## EXCERTO DO TEXTO:
┌──

Conselho de Segurança Reúne-se de Urgência para Debater Escalação do Conflito e Crise Humanitária na Ucrânia
Sessão aberta aborda o colapso de tréguas recentes e o pior registo de baixas civis no conflito desde meados de 2025.
O Conselho de Segurança das Nações Unidas realiza hoje a sua 10.152ª sessão regulamentar, uma reunião aberta de emergência convocada formalmente a pedido do Governo da Ucrânia. Com o apoio diplomático de uma coligação de Estados-membros — incluindo a Dinamarca, França, Grécia, Letónia e Reino Unido —, o encontro visa confrontar o severo agravamento das hostilidades e a degradação da situação humanitária nas frentes de combate.
A urgência da convocatória fundamenta-se nas denúncias de Kiev sobre o colapso do recente cessar-fogo temporário de três dias, originalmente mediado no início de Maio. Segundo as autoridades ucranianas e os seus parceiros ocidentais, a continuidade das operações ofensivas russas e a intensificação de ataques com drones e mísseis de longo alcance contra malhas residenciais provam a fragilidade dos canais formais de trégua. Em contrapartida, Moscou rejeita as acusações, alegando que o Conselho adota uma perspetiva seletiva e aponta ataques ucranianos paralelos contra redes de transporte e infraestruturas energéticas em solo russo.

└──

Dados de segmentação da página
┌──

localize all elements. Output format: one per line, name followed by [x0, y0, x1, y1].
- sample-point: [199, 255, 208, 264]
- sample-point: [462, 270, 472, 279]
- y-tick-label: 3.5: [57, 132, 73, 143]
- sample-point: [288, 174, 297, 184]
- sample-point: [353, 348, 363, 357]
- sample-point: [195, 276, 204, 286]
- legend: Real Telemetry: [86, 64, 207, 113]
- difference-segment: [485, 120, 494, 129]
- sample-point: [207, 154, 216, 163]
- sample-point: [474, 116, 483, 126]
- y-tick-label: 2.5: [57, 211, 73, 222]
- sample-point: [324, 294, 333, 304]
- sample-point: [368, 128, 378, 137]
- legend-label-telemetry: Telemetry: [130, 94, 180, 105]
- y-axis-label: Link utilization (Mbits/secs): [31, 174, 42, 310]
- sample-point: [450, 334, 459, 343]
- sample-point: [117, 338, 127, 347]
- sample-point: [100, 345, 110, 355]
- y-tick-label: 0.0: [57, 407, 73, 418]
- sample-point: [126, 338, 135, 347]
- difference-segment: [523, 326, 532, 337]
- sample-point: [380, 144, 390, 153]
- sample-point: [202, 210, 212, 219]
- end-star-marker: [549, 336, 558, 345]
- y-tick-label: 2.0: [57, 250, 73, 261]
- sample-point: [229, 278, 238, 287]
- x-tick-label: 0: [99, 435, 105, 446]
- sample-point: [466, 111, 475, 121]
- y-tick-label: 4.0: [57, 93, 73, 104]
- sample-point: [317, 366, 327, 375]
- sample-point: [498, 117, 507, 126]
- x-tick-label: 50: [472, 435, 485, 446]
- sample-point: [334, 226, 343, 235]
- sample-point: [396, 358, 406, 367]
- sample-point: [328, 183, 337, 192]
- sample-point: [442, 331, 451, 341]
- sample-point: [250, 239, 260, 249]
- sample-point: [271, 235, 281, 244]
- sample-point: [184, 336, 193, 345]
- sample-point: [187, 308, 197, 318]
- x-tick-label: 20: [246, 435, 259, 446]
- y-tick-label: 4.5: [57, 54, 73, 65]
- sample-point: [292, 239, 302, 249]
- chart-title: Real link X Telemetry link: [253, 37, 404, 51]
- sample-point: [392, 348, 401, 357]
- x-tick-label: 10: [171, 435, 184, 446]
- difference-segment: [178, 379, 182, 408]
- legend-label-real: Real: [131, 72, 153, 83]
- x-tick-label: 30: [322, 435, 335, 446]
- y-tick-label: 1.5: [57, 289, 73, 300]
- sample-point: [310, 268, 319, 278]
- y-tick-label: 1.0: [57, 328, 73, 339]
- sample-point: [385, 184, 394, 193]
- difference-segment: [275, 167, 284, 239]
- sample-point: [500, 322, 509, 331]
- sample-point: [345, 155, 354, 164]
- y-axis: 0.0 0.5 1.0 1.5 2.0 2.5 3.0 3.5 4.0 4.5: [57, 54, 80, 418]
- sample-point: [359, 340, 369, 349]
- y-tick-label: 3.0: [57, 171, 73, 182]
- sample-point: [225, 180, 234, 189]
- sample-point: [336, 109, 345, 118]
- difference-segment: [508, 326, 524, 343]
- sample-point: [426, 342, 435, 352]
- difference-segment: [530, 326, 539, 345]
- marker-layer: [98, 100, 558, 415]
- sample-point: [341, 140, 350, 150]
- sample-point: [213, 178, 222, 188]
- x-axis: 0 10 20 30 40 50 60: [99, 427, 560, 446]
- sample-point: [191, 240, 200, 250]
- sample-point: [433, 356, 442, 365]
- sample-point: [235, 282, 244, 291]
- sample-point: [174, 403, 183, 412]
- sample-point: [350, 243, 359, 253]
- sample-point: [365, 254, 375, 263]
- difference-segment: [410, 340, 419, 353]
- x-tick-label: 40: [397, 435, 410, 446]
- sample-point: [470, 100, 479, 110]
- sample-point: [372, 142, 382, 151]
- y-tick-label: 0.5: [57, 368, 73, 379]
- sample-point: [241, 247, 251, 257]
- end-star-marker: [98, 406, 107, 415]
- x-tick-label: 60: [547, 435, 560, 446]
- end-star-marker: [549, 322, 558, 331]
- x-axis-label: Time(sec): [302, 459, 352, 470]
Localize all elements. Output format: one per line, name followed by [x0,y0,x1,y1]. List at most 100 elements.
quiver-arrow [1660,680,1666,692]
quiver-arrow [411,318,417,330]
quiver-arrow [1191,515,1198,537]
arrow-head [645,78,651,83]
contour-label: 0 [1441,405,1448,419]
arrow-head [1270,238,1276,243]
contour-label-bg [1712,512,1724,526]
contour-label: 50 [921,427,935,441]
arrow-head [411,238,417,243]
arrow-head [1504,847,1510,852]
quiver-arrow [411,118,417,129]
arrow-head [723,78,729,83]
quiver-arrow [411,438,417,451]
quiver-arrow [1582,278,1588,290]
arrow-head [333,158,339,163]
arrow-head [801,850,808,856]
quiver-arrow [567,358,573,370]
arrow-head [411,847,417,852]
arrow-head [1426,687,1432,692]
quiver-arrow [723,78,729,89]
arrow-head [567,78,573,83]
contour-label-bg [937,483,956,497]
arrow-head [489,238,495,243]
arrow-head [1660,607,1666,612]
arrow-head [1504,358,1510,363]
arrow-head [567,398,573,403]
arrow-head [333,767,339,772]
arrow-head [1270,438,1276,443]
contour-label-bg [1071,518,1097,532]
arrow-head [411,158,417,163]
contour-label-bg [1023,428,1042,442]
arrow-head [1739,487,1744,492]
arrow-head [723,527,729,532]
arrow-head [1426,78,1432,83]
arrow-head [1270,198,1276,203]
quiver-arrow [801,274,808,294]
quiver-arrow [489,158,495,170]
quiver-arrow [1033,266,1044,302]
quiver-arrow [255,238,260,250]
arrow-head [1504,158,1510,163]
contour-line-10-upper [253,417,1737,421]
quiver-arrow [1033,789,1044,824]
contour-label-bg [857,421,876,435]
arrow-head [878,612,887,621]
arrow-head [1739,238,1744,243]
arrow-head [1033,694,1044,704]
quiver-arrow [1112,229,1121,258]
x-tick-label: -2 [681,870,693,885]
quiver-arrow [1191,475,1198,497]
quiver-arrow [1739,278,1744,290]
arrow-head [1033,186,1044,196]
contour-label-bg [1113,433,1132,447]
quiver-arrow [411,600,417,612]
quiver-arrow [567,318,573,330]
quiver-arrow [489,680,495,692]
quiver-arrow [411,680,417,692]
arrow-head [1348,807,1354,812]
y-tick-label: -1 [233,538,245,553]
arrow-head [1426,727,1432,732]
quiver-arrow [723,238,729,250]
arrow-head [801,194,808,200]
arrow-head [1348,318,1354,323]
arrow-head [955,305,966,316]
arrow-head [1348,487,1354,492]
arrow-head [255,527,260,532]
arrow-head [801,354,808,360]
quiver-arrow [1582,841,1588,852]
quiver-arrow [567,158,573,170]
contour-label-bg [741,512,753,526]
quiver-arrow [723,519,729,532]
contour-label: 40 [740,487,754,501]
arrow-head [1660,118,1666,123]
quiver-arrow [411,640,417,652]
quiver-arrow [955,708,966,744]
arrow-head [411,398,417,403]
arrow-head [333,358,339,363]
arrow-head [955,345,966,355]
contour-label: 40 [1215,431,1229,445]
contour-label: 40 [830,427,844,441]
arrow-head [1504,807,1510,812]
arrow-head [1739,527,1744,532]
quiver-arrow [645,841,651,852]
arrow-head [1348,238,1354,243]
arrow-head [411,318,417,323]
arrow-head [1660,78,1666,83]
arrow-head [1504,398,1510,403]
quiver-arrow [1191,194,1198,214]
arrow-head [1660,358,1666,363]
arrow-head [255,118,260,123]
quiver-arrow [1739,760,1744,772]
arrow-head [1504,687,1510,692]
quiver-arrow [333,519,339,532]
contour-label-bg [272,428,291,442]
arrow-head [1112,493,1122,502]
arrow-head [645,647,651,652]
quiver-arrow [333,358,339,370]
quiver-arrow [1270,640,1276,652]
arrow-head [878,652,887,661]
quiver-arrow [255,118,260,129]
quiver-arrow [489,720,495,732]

└──

No excerto sobre a reunião do Conselho de Segurança, reescreva em forma de lista o parágrafo que começa por «A urgência da convocatória», conservando os factos principais.

- A convocatória urgente baseia-se nas denúncias de Kiev sobre o colapso do cessar-fogo temporário de três dias, mediado no início de Maio.
- Para as autoridades ucranianas e os seus parceiros ocidentais, a continuidade das ofensivas russas e a intensificação de ataques com drones e mísseis de longo alcance contra malhas residenciais provam a fragilidade dos canais formais de trégua.
- Moscou rejeita as acusações. Alega que o Conselho adota uma perspetiva seletiva e aponta ataques ucranianos paralelos contra redes de transporte e infraestruturas energéticas em solo russo.